*Work instructions*.
Return all entries precisely as they stand, without the images.

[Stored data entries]
============================================================

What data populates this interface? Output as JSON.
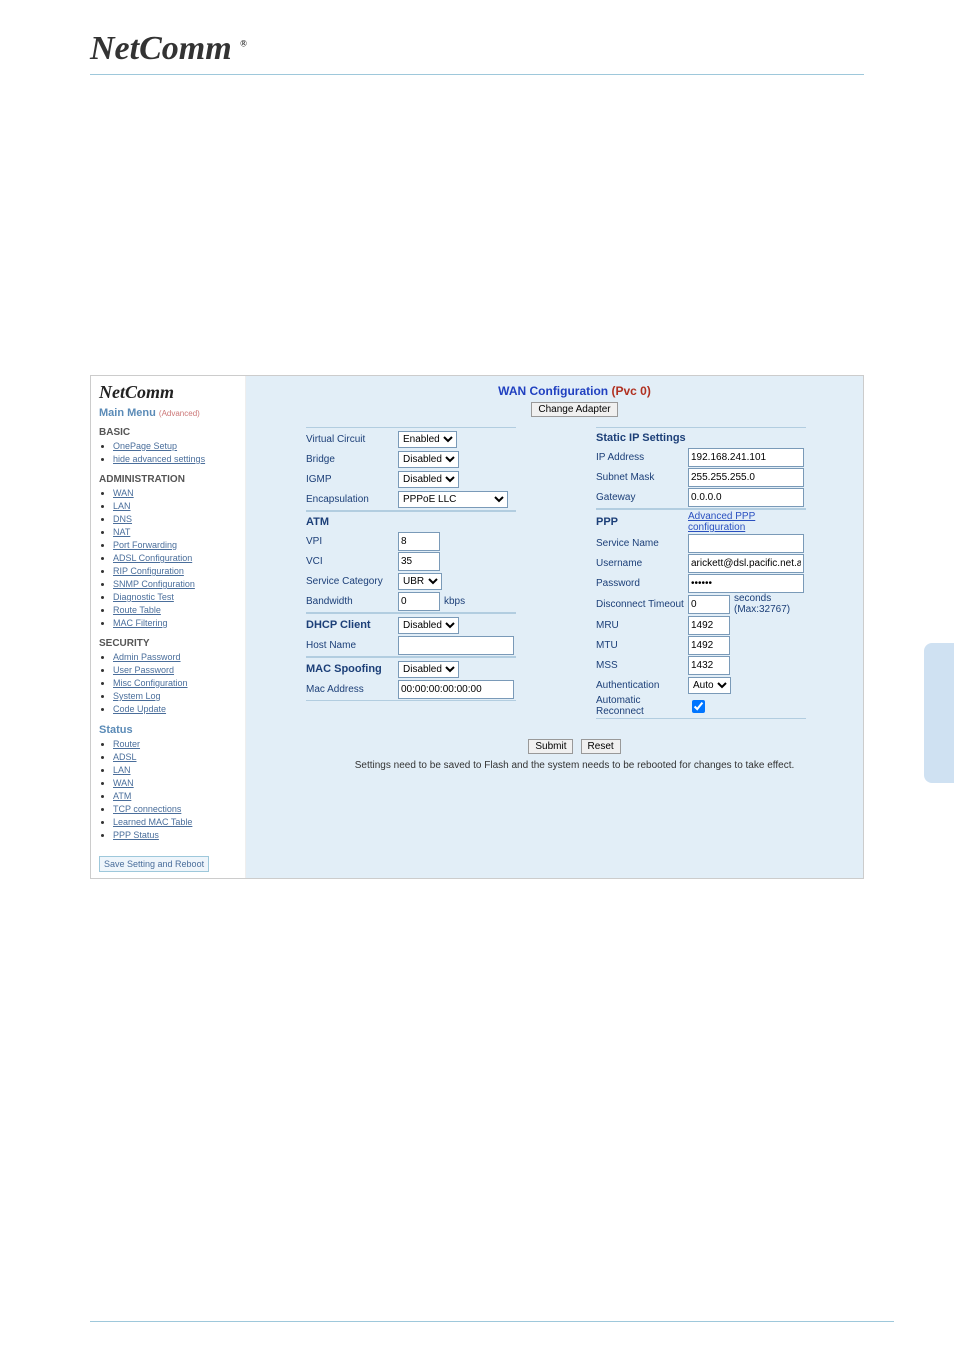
{
  "header": {
    "logo": "NetComm",
    "reg": "®"
  },
  "sidebar": {
    "logo": "NetComm",
    "mainmenu": "Main Menu",
    "adv": "(Advanced)",
    "basic_head": "BASIC",
    "basic": [
      {
        "label": "OnePage Setup"
      },
      {
        "label": "hide advanced settings"
      }
    ],
    "admin_head": "ADMINISTRATION",
    "admin": [
      {
        "label": "WAN"
      },
      {
        "label": "LAN"
      },
      {
        "label": "DNS"
      },
      {
        "label": "NAT"
      },
      {
        "label": "Port Forwarding"
      },
      {
        "label": "ADSL Configuration"
      },
      {
        "label": "RIP Configuration"
      },
      {
        "label": "SNMP Configuration"
      },
      {
        "label": "Diagnostic Test"
      },
      {
        "label": "Route Table"
      },
      {
        "label": "MAC Filtering"
      }
    ],
    "security_head": "SECURITY",
    "security": [
      {
        "label": "Admin Password"
      },
      {
        "label": "User Password"
      },
      {
        "label": "Misc Configuration"
      },
      {
        "label": "System Log"
      },
      {
        "label": "Code Update"
      }
    ],
    "status_head": "Status",
    "status": [
      {
        "label": "Router"
      },
      {
        "label": "ADSL"
      },
      {
        "label": "LAN"
      },
      {
        "label": "WAN"
      },
      {
        "label": "ATM"
      },
      {
        "label": "TCP connections"
      },
      {
        "label": "Learned MAC Table"
      },
      {
        "label": "PPP Status"
      }
    ],
    "save_btn": "Save Setting and Reboot"
  },
  "main": {
    "title1": "WAN Configuration ",
    "title2": "(Pvc 0)",
    "change_adapter": "Change Adapter",
    "left": {
      "g1": [
        {
          "label": "Virtual Circuit",
          "value": "Enabled",
          "type": "select"
        },
        {
          "label": "Bridge",
          "value": "Disabled",
          "type": "select"
        },
        {
          "label": "IGMP",
          "value": "Disabled",
          "type": "select"
        },
        {
          "label": "Encapsulation",
          "value": "PPPoE LLC",
          "type": "select",
          "wide": true
        }
      ],
      "g2_head": "ATM",
      "g2": [
        {
          "label": "VPI",
          "value": "8",
          "type": "text",
          "cls": "short"
        },
        {
          "label": "VCI",
          "value": "35",
          "type": "text",
          "cls": "short"
        },
        {
          "label": "Service Category",
          "value": "UBR",
          "type": "select"
        },
        {
          "label": "Bandwidth",
          "value": "0",
          "type": "text",
          "cls": "short",
          "suffix": "kbps"
        }
      ],
      "g3": [
        {
          "label": "DHCP Client",
          "value": "Disabled",
          "type": "select",
          "head": true
        },
        {
          "label": "Host Name",
          "value": "",
          "type": "text",
          "cls": "med"
        }
      ],
      "g4": [
        {
          "label": "MAC Spoofing",
          "value": "Disabled",
          "type": "select",
          "head": true
        },
        {
          "label": "Mac Address",
          "value": "00:00:00:00:00:00",
          "type": "text",
          "cls": "med"
        }
      ]
    },
    "right": {
      "g1_head": "Static IP Settings",
      "g1": [
        {
          "label": "IP Address",
          "value": "192.168.241.101",
          "type": "text",
          "cls": "med"
        },
        {
          "label": "Subnet Mask",
          "value": "255.255.255.0",
          "type": "text",
          "cls": "med"
        },
        {
          "label": "Gateway",
          "value": "0.0.0.0",
          "type": "text",
          "cls": "med"
        }
      ],
      "g2_head": "PPP",
      "g2_link": "Advanced PPP configuration",
      "g2": [
        {
          "label": "Service Name",
          "value": "",
          "type": "text",
          "cls": "med"
        },
        {
          "label": "Username",
          "value": "arickett@dsl.pacific.net.au",
          "type": "text",
          "cls": "med"
        },
        {
          "label": "Password",
          "value": "••••••",
          "type": "password",
          "cls": "med"
        },
        {
          "label": "Disconnect Timeout",
          "value": "0",
          "type": "text",
          "cls": "short",
          "suffix": "seconds (Max:32767)"
        },
        {
          "label": "MRU",
          "value": "1492",
          "type": "text",
          "cls": "short"
        },
        {
          "label": "MTU",
          "value": "1492",
          "type": "text",
          "cls": "short"
        },
        {
          "label": "MSS",
          "value": "1432",
          "type": "text",
          "cls": "short"
        },
        {
          "label": "Authentication",
          "value": "Auto",
          "type": "select"
        },
        {
          "label": "Automatic Reconnect",
          "value": "",
          "type": "checkbox"
        }
      ]
    },
    "submit": "Submit",
    "reset": "Reset",
    "footnote": "Settings need to be saved to Flash and the system needs to be rebooted for changes to take effect."
  }
}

============================================================

*Exercise solution*.
What data populates this interface? Output as JSON.
{
  "header": {
    "logo": "NetComm",
    "reg": "®"
  },
  "sidebar": {
    "logo": "NetComm",
    "mainmenu": "Main Menu",
    "adv": "(Advanced)",
    "basic_head": "BASIC",
    "basic": [
      {
        "label": "OnePage Setup"
      },
      {
        "label": "hide advanced settings"
      }
    ],
    "admin_head": "ADMINISTRATION",
    "admin": [
      {
        "label": "WAN"
      },
      {
        "label": "LAN"
      },
      {
        "label": "DNS"
      },
      {
        "label": "NAT"
      },
      {
        "label": "Port Forwarding"
      },
      {
        "label": "ADSL Configuration"
      },
      {
        "label": "RIP Configuration"
      },
      {
        "label": "SNMP Configuration"
      },
      {
        "label": "Diagnostic Test"
      },
      {
        "label": "Route Table"
      },
      {
        "label": "MAC Filtering"
      }
    ],
    "security_head": "SECURITY",
    "security": [
      {
        "label": "Admin Password"
      },
      {
        "label": "User Password"
      },
      {
        "label": "Misc Configuration"
      },
      {
        "label": "System Log"
      },
      {
        "label": "Code Update"
      }
    ],
    "status_head": "Status",
    "status": [
      {
        "label": "Router"
      },
      {
        "label": "ADSL"
      },
      {
        "label": "LAN"
      },
      {
        "label": "WAN"
      },
      {
        "label": "ATM"
      },
      {
        "label": "TCP connections"
      },
      {
        "label": "Learned MAC Table"
      },
      {
        "label": "PPP Status"
      }
    ],
    "save_btn": "Save Setting and Reboot"
  },
  "main": {
    "title1": "WAN Configuration ",
    "title2": "(Pvc 0)",
    "change_adapter": "Change Adapter",
    "left": {
      "g1": [
        {
          "label": "Virtual Circuit",
          "value": "Enabled",
          "type": "select"
        },
        {
          "label": "Bridge",
          "value": "Disabled",
          "type": "select"
        },
        {
          "label": "IGMP",
          "value": "Disabled",
          "type": "select"
        },
        {
          "label": "Encapsulation",
          "value": "PPPoE LLC",
          "type": "select",
          "wide": true
        }
      ],
      "g2_head": "ATM",
      "g2": [
        {
          "label": "VPI",
          "value": "8",
          "type": "text",
          "cls": "short"
        },
        {
          "label": "VCI",
          "value": "35",
          "type": "text",
          "cls": "short"
        },
        {
          "label": "Service Category",
          "value": "UBR",
          "type": "select"
        },
        {
          "label": "Bandwidth",
          "value": "0",
          "type": "text",
          "cls": "short",
          "suffix": "kbps"
        }
      ],
      "g3": [
        {
          "label": "DHCP Client",
          "value": "Disabled",
          "type": "select",
          "head": true
        },
        {
          "label": "Host Name",
          "value": "",
          "type": "text",
          "cls": "med"
        }
      ],
      "g4": [
        {
          "label": "MAC Spoofing",
          "value": "Disabled",
          "type": "select",
          "head": true
        },
        {
          "label": "Mac Address",
          "value": "00:00:00:00:00:00",
          "type": "text",
          "cls": "med"
        }
      ]
    },
    "right": {
      "g1_head": "Static IP Settings",
      "g1": [
        {
          "label": "IP Address",
          "value": "192.168.241.101",
          "type": "text",
          "cls": "med"
        },
        {
          "label": "Subnet Mask",
          "value": "255.255.255.0",
          "type": "text",
          "cls": "med"
        },
        {
          "label": "Gateway",
          "value": "0.0.0.0",
          "type": "text",
          "cls": "med"
        }
      ],
      "g2_head": "PPP",
      "g2_link": "Advanced PPP configuration",
      "g2": [
        {
          "label": "Service Name",
          "value": "",
          "type": "text",
          "cls": "med"
        },
        {
          "label": "Username",
          "value": "arickett@dsl.pacific.net.au",
          "type": "text",
          "cls": "med"
        },
        {
          "label": "Password",
          "value": "••••••",
          "type": "password",
          "cls": "med"
        },
        {
          "label": "Disconnect Timeout",
          "value": "0",
          "type": "text",
          "cls": "short",
          "suffix": "seconds (Max:32767)"
        },
        {
          "label": "MRU",
          "value": "1492",
          "type": "text",
          "cls": "short"
        },
        {
          "label": "MTU",
          "value": "1492",
          "type": "text",
          "cls": "short"
        },
        {
          "label": "MSS",
          "value": "1432",
          "type": "text",
          "cls": "short"
        },
        {
          "label": "Authentication",
          "value": "Auto",
          "type": "select"
        },
        {
          "label": "Automatic Reconnect",
          "value": "",
          "type": "checkbox"
        }
      ]
    },
    "submit": "Submit",
    "reset": "Reset",
    "footnote": "Settings need to be saved to Flash and the system needs to be rebooted for changes to take effect."
  }
}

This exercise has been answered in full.